## Task details
Make an exact copy of each entry, leaving out every picture.

## Material provided

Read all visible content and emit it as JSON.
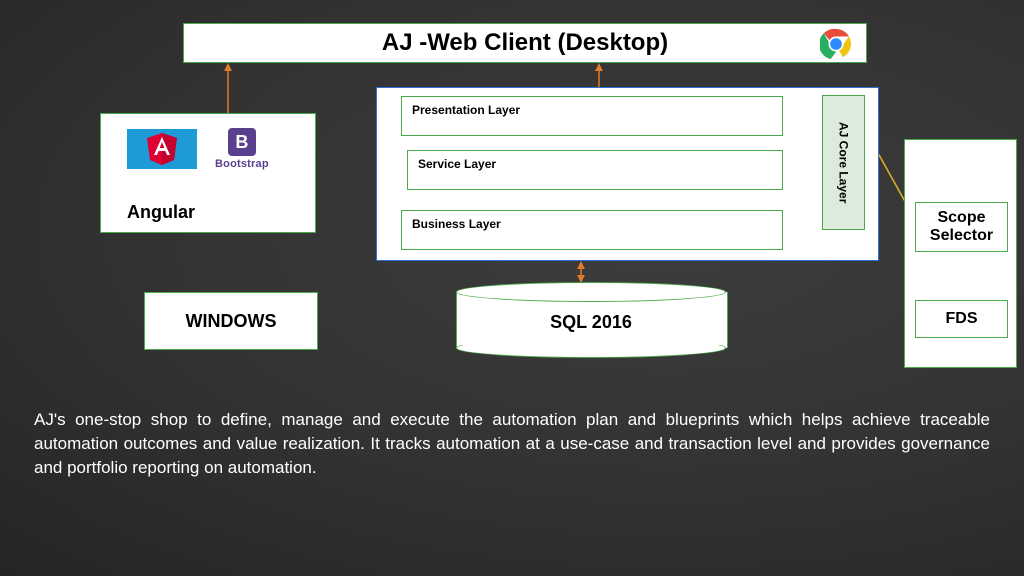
{
  "header": {
    "title": "AJ -Web Client (Desktop)"
  },
  "angular": {
    "label": "Angular",
    "bootstrap_name": "Bootstrap",
    "bootstrap_b": "B"
  },
  "layers": {
    "presentation": "Presentation Layer",
    "service": "Service Layer",
    "business": "Business Layer",
    "core": "AJ Core Layer"
  },
  "windows": {
    "label": "WINDOWS"
  },
  "sql": {
    "label": "SQL 2016"
  },
  "right": {
    "scope": "Scope Selector",
    "fds": "FDS"
  },
  "description": "AJ's one-stop shop to define, manage and execute the automation plan and blueprints which helps achieve traceable automation outcomes and value realization. It tracks automation at a use-case and transaction level and provides governance and portfolio reporting on automation."
}
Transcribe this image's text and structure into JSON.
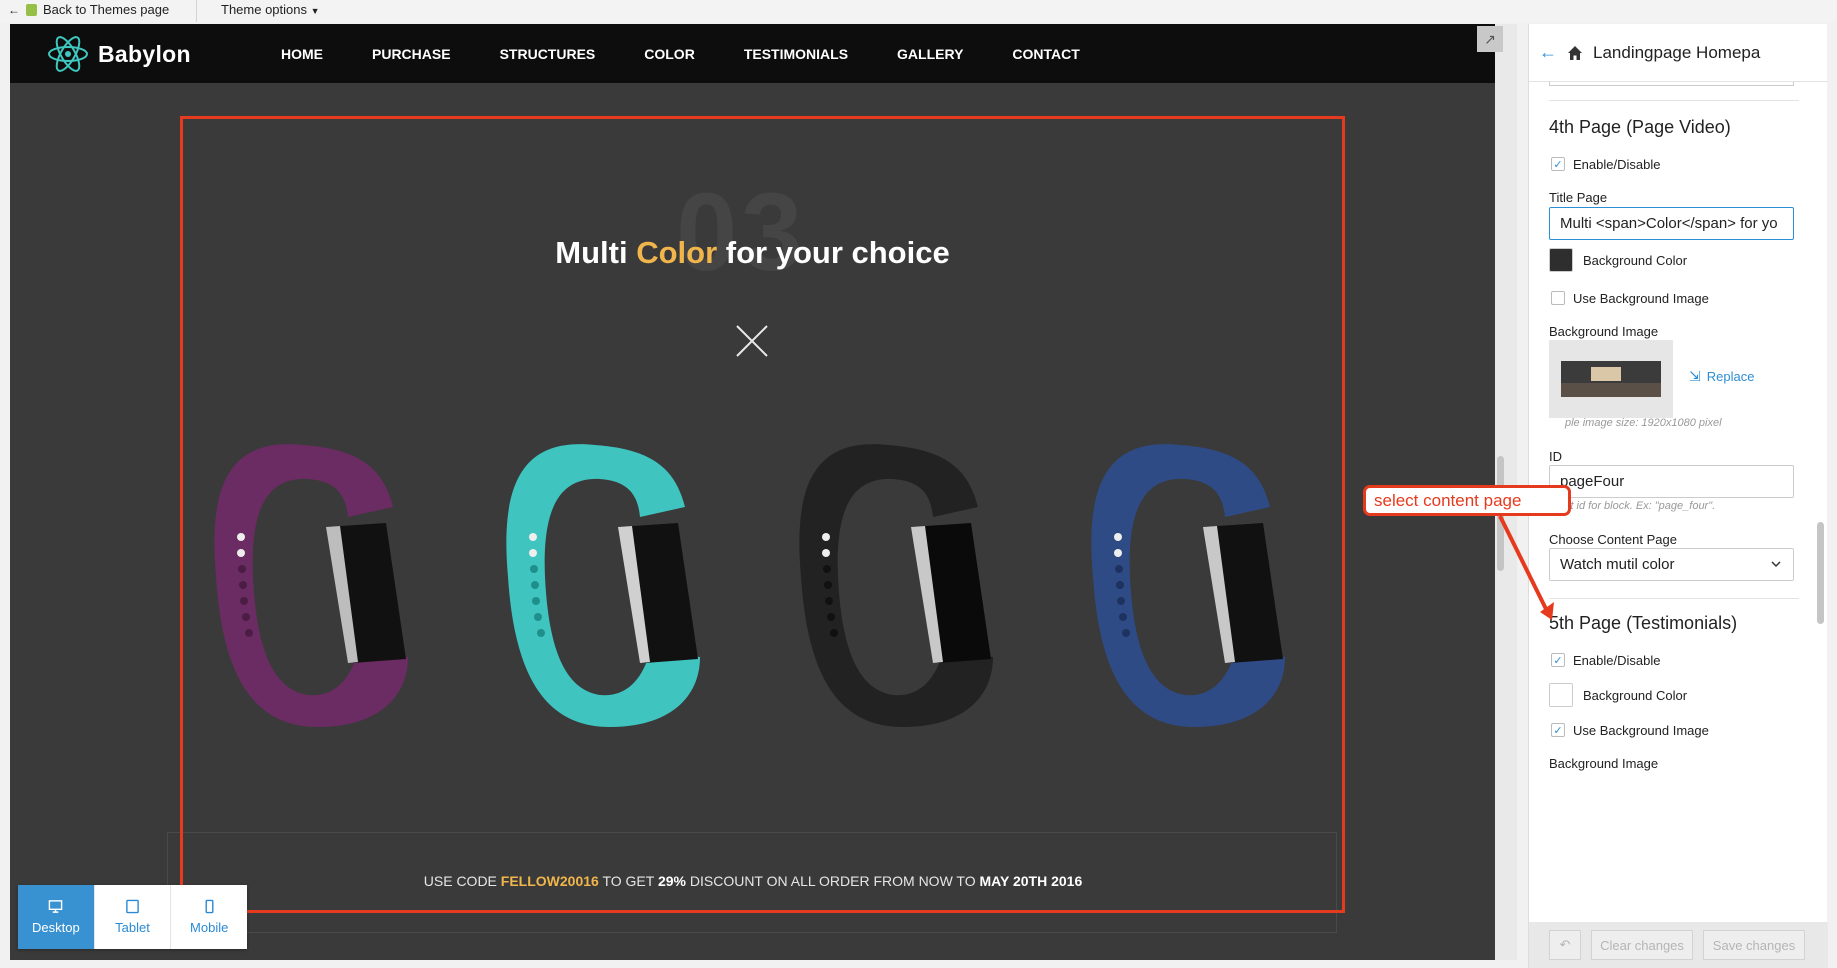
{
  "admin_bar": {
    "back_label": "Back to Themes page",
    "theme_options_label": "Theme options"
  },
  "site": {
    "logo_text": "Babylon",
    "menu": [
      "HOME",
      "PURCHASE",
      "STRUCTURES",
      "COLOR",
      "TESTIMONIALS",
      "GALLERY",
      "CONTACT"
    ],
    "background_number": "03",
    "headline_before": "Multi ",
    "headline_highlight": "Color",
    "headline_after": " for your choice",
    "promo_prefix": "USE CODE ",
    "promo_code": "FELLOW20016",
    "promo_mid": " TO GET ",
    "promo_percent": "29%",
    "promo_mid2": " DISCOUNT ON ALL ORDER FROM NOW TO ",
    "promo_date": "MAY 20TH 2016",
    "band_colors": [
      "#6a2c63",
      "#3fc4c0",
      "#2b2b2b",
      "#2f4b86"
    ],
    "highlight_color": "#f0b64c"
  },
  "device_switcher": {
    "items": [
      "Desktop",
      "Tablet",
      "Mobile"
    ],
    "active": "Desktop"
  },
  "panel": {
    "title": "Landingpage Homepa",
    "page4": {
      "heading": "4th Page (Page Video)",
      "enable_label": "Enable/Disable",
      "title_page_label": "Title Page",
      "title_page_value": "Multi <span>Color</span> for yo",
      "bg_color_label": "Background Color",
      "use_bg_image_label": "Use Background Image",
      "bg_image_label": "Background Image",
      "replace_label": "Replace",
      "image_hint": "ple image size: 1920x1080 pixel",
      "id_label": "ID",
      "id_value": "pageFour",
      "id_hint": "Input id for block. Ex: \"page_four\".",
      "choose_label": "Choose Content Page",
      "choose_value": "Watch mutil color"
    },
    "page5": {
      "heading": "5th Page (Testimonials)",
      "enable_label": "Enable/Disable",
      "bg_color_label": "Background Color",
      "use_bg_image_label": "Use Background Image",
      "bg_image_label": "Background Image"
    },
    "footer": {
      "clear_label": "Clear changes",
      "save_label": "Save changes"
    }
  },
  "annotation": {
    "text": "select content page",
    "color": "#e63a1e"
  }
}
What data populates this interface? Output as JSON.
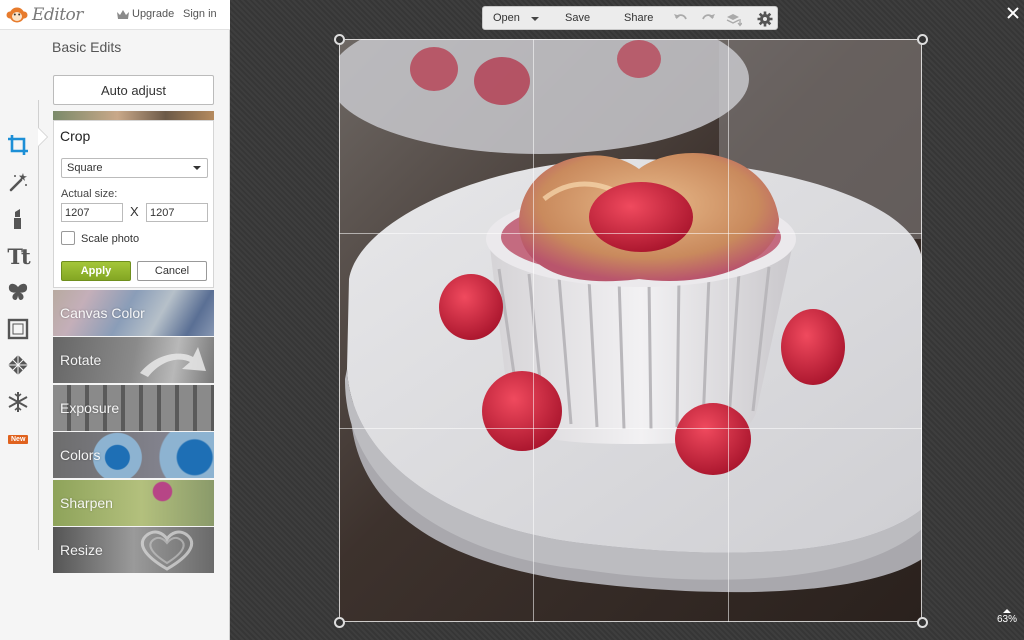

## Completed exercise
Read all visible content and emit it as JSON.
{
  "header": {
    "title": "AJ -Web Client (Desktop)"
  },
  "angular": {
    "label": "Angular",
    "bootstrap_name": "Bootstrap",
    "bootstrap_b": "B"
  },
  "layers": {
    "presentation": "Presentation Layer",
    "service": "Service Layer",
    "business": "Business Layer",
    "core": "AJ Core Layer"
  },
  "windows": {
    "label": "WINDOWS"
  },
  "sql": {
    "label": "SQL 2016"
  },
  "right": {
    "scope": "Scope Selector",
    "fds": "FDS"
  },
  "description": "AJ's one-stop shop to define, manage and execute the automation plan and blueprints which helps achieve traceable automation outcomes and value realization. It tracks automation at a use-case and transaction level and provides governance and portfolio reporting on automation."
}
Transcribe this image's text and structure into JSON.
{
  "admin_bar": {
    "back_label": "Back to Themes page",
    "theme_options_label": "Theme options"
  },
  "site": {
    "logo_text": "Babylon",
    "menu": [
      "HOME",
      "PURCHASE",
      "STRUCTURES",
      "COLOR",
      "TESTIMONIALS",
      "GALLERY",
      "CONTACT"
    ],
    "background_number": "03",
    "headline_before": "Multi ",
    "headline_highlight": "Color",
    "headline_after": " for your choice",
    "promo_prefix": "USE CODE ",
    "promo_code": "FELLOW20016",
    "promo_mid": " TO GET ",
    "promo_percent": "29%",
    "promo_mid2": " DISCOUNT ON ALL ORDER FROM NOW TO ",
    "promo_date": "MAY 20TH 2016",
    "band_colors": [
      "#6a2c63",
      "#3fc4c0",
      "#2b2b2b",
      "#2f4b86"
    ],
    "highlight_color": "#f0b64c"
  },
  "device_switcher": {
    "items": [
      "Desktop",
      "Tablet",
      "Mobile"
    ],
    "active": "Desktop"
  },
  "panel": {
    "title": "Landingpage Homepa",
    "page4": {
      "heading": "4th Page (Page Video)",
      "enable_label": "Enable/Disable",
      "title_page_label": "Title Page",
      "title_page_value": "Multi <span>Color</span> for yo",
      "bg_color_label": "Background Color",
      "use_bg_image_label": "Use Background Image",
      "bg_image_label": "Background Image",
      "replace_label": "Replace",
      "image_hint": "ple image size: 1920x1080 pixel",
      "id_label": "ID",
      "id_value": "pageFour",
      "id_hint": "Input id for block. Ex: \"page_four\".",
      "choose_label": "Choose Content Page",
      "choose_value": "Watch mutil color"
    },
    "page5": {
      "heading": "5th Page (Testimonials)",
      "enable_label": "Enable/Disable",
      "bg_color_label": "Background Color",
      "use_bg_image_label": "Use Background Image",
      "bg_image_label": "Background Image"
    },
    "footer": {
      "clear_label": "Clear changes",
      "save_label": "Save changes"
    }
  },
  "annotation": {
    "text": "select content page",
    "color": "#e63a1e"
  }
}
What data populates this interface? Output as JSON.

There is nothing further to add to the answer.